Stated problem :: Repeat the listing word for word. No pictures belong in the copy.
____ Dataset excerpts
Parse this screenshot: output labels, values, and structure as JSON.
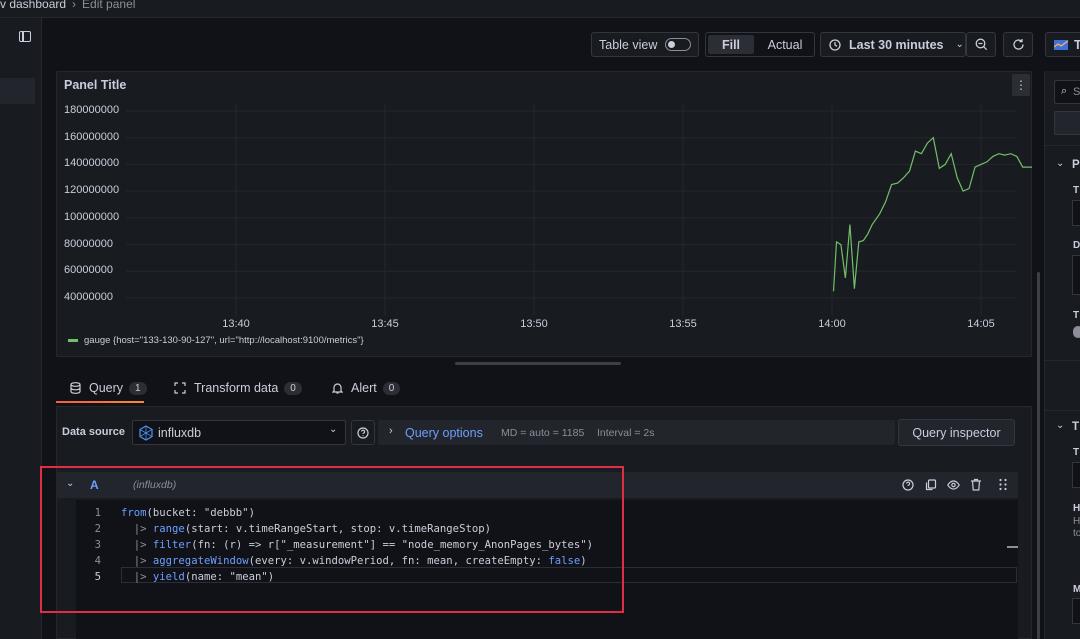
{
  "breadcrumb": {
    "parent": "v dashboard",
    "separator": "›",
    "current": "Edit panel"
  },
  "toolbar": {
    "table_view_label": "Table view",
    "fill_label": "Fill",
    "actual_label": "Actual",
    "time_range_label": "Last 30 minutes",
    "viz_picker_label": "T"
  },
  "panel": {
    "title": "Panel Title",
    "menu_icon": "kebab-icon"
  },
  "chart_data": {
    "type": "line",
    "ylim": [
      30000000,
      185000000
    ],
    "yticks": [
      "180000000",
      "160000000",
      "140000000",
      "120000000",
      "100000000",
      "80000000",
      "60000000",
      "40000000"
    ],
    "ytick_values": [
      180000000,
      160000000,
      140000000,
      120000000,
      100000000,
      80000000,
      60000000,
      40000000
    ],
    "xticks": [
      "13:40",
      "13:45",
      "13:50",
      "13:55",
      "14:00",
      "14:05"
    ],
    "xtick_minutes": [
      40,
      45,
      50,
      55,
      60,
      65
    ],
    "xlim_minutes": [
      34.2,
      70.5
    ],
    "series": [
      {
        "name": "gauge {host=\"133-130-90-127\", url=\"http://localhost:9100/metrics\"}",
        "color": "#73bf69",
        "x": [
          60.05,
          60.15,
          60.3,
          60.45,
          60.6,
          60.75,
          60.9,
          61.05,
          61.2,
          61.35,
          61.6,
          61.8,
          62.0,
          62.2,
          62.4,
          62.6,
          62.8,
          63.0,
          63.2,
          63.4,
          63.6,
          63.8,
          64.0,
          64.2,
          64.4,
          64.6,
          64.8,
          65.0,
          65.2,
          65.4,
          65.6,
          65.8,
          66.0,
          66.2,
          66.4,
          66.6,
          66.8,
          67.0,
          67.2,
          67.4,
          67.6,
          67.8,
          68.0,
          68.2,
          68.4,
          68.6,
          68.8,
          69.0,
          69.2
        ],
        "y": [
          45000000,
          82000000,
          80000000,
          55000000,
          95000000,
          47000000,
          82000000,
          83000000,
          88000000,
          95000000,
          103000000,
          112000000,
          125000000,
          126000000,
          130000000,
          135000000,
          150000000,
          148000000,
          156000000,
          160000000,
          137000000,
          140000000,
          148000000,
          130000000,
          120000000,
          122000000,
          138000000,
          140000000,
          142000000,
          146000000,
          148000000,
          147000000,
          148000000,
          146000000,
          138000000,
          138000000,
          138000000,
          138000000,
          138000000,
          138000000,
          138000000,
          138000000,
          138000000,
          138000000,
          138000000,
          138000000,
          138000000,
          138000000,
          138000000
        ]
      }
    ],
    "legend_position": "bottom-left",
    "grid": true
  },
  "tabs": [
    {
      "label": "Query",
      "count": "1",
      "icon": "database-icon"
    },
    {
      "label": "Transform data",
      "count": "0",
      "icon": "transform-icon"
    },
    {
      "label": "Alert",
      "count": "0",
      "icon": "bell-icon"
    }
  ],
  "query_bar": {
    "data_source_label": "Data source",
    "data_source_value": "influxdb",
    "query_options_label": "Query options",
    "md_info": "MD = auto = 1185",
    "interval_info": "Interval = 2s",
    "inspector_label": "Query inspector"
  },
  "query": {
    "ref_id": "A",
    "datasource_note": "(influxdb)",
    "lines": [
      {
        "n": "1",
        "text": "from(bucket: \"debbb\")"
      },
      {
        "n": "2",
        "text": "  |> range(start: v.timeRangeStart, stop: v.timeRangeStop)"
      },
      {
        "n": "3",
        "text": "  |> filter(fn: (r) => r[\"_measurement\"] == \"node_memory_AnonPages_bytes\")"
      },
      {
        "n": "4",
        "text": "  |> aggregateWindow(every: v.windowPeriod, fn: mean, createEmpty: false)"
      },
      {
        "n": "5",
        "text": "  |> yield(name: \"mean\")"
      }
    ]
  },
  "right_panel": {
    "search_placeholder": "S",
    "section1": "P",
    "section2": "T",
    "labels": [
      "T",
      "D",
      "T",
      "T",
      "H",
      "H",
      "to",
      "M"
    ]
  }
}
________
Response to this exercise ::
Parse this screenshot: output labels, values, and structure as JSON.
{
  "breadcrumb": {
    "parent": "v dashboard",
    "separator": "›",
    "current": "Edit panel"
  },
  "toolbar": {
    "table_view_label": "Table view",
    "fill_label": "Fill",
    "actual_label": "Actual",
    "time_range_label": "Last 30 minutes",
    "viz_picker_label": "T"
  },
  "panel": {
    "title": "Panel Title",
    "menu_icon": "kebab-icon"
  },
  "chart_data": {
    "type": "line",
    "ylim": [
      30000000,
      185000000
    ],
    "yticks": [
      "180000000",
      "160000000",
      "140000000",
      "120000000",
      "100000000",
      "80000000",
      "60000000",
      "40000000"
    ],
    "ytick_values": [
      180000000,
      160000000,
      140000000,
      120000000,
      100000000,
      80000000,
      60000000,
      40000000
    ],
    "xticks": [
      "13:40",
      "13:45",
      "13:50",
      "13:55",
      "14:00",
      "14:05"
    ],
    "xtick_minutes": [
      40,
      45,
      50,
      55,
      60,
      65
    ],
    "xlim_minutes": [
      34.2,
      70.5
    ],
    "series": [
      {
        "name": "gauge {host=\"133-130-90-127\", url=\"http://localhost:9100/metrics\"}",
        "color": "#73bf69",
        "x": [
          60.05,
          60.15,
          60.3,
          60.45,
          60.6,
          60.75,
          60.9,
          61.05,
          61.2,
          61.35,
          61.6,
          61.8,
          62.0,
          62.2,
          62.4,
          62.6,
          62.8,
          63.0,
          63.2,
          63.4,
          63.6,
          63.8,
          64.0,
          64.2,
          64.4,
          64.6,
          64.8,
          65.0,
          65.2,
          65.4,
          65.6,
          65.8,
          66.0,
          66.2,
          66.4,
          66.6,
          66.8,
          67.0,
          67.2,
          67.4,
          67.6,
          67.8,
          68.0,
          68.2,
          68.4,
          68.6,
          68.8,
          69.0,
          69.2
        ],
        "y": [
          45000000,
          82000000,
          80000000,
          55000000,
          95000000,
          47000000,
          82000000,
          83000000,
          88000000,
          95000000,
          103000000,
          112000000,
          125000000,
          126000000,
          130000000,
          135000000,
          150000000,
          148000000,
          156000000,
          160000000,
          137000000,
          140000000,
          148000000,
          130000000,
          120000000,
          122000000,
          138000000,
          140000000,
          142000000,
          146000000,
          148000000,
          147000000,
          148000000,
          146000000,
          138000000,
          138000000,
          138000000,
          138000000,
          138000000,
          138000000,
          138000000,
          138000000,
          138000000,
          138000000,
          138000000,
          138000000,
          138000000,
          138000000,
          138000000
        ]
      }
    ],
    "legend_position": "bottom-left",
    "grid": true
  },
  "tabs": [
    {
      "label": "Query",
      "count": "1",
      "icon": "database-icon"
    },
    {
      "label": "Transform data",
      "count": "0",
      "icon": "transform-icon"
    },
    {
      "label": "Alert",
      "count": "0",
      "icon": "bell-icon"
    }
  ],
  "query_bar": {
    "data_source_label": "Data source",
    "data_source_value": "influxdb",
    "query_options_label": "Query options",
    "md_info": "MD = auto = 1185",
    "interval_info": "Interval = 2s",
    "inspector_label": "Query inspector"
  },
  "query": {
    "ref_id": "A",
    "datasource_note": "(influxdb)",
    "lines": [
      {
        "n": "1",
        "text": "from(bucket: \"debbb\")"
      },
      {
        "n": "2",
        "text": "  |> range(start: v.timeRangeStart, stop: v.timeRangeStop)"
      },
      {
        "n": "3",
        "text": "  |> filter(fn: (r) => r[\"_measurement\"] == \"node_memory_AnonPages_bytes\")"
      },
      {
        "n": "4",
        "text": "  |> aggregateWindow(every: v.windowPeriod, fn: mean, createEmpty: false)"
      },
      {
        "n": "5",
        "text": "  |> yield(name: \"mean\")"
      }
    ]
  },
  "right_panel": {
    "search_placeholder": "S",
    "section1": "P",
    "section2": "T",
    "labels": [
      "T",
      "D",
      "T",
      "T",
      "H",
      "H",
      "to",
      "M"
    ]
  }
}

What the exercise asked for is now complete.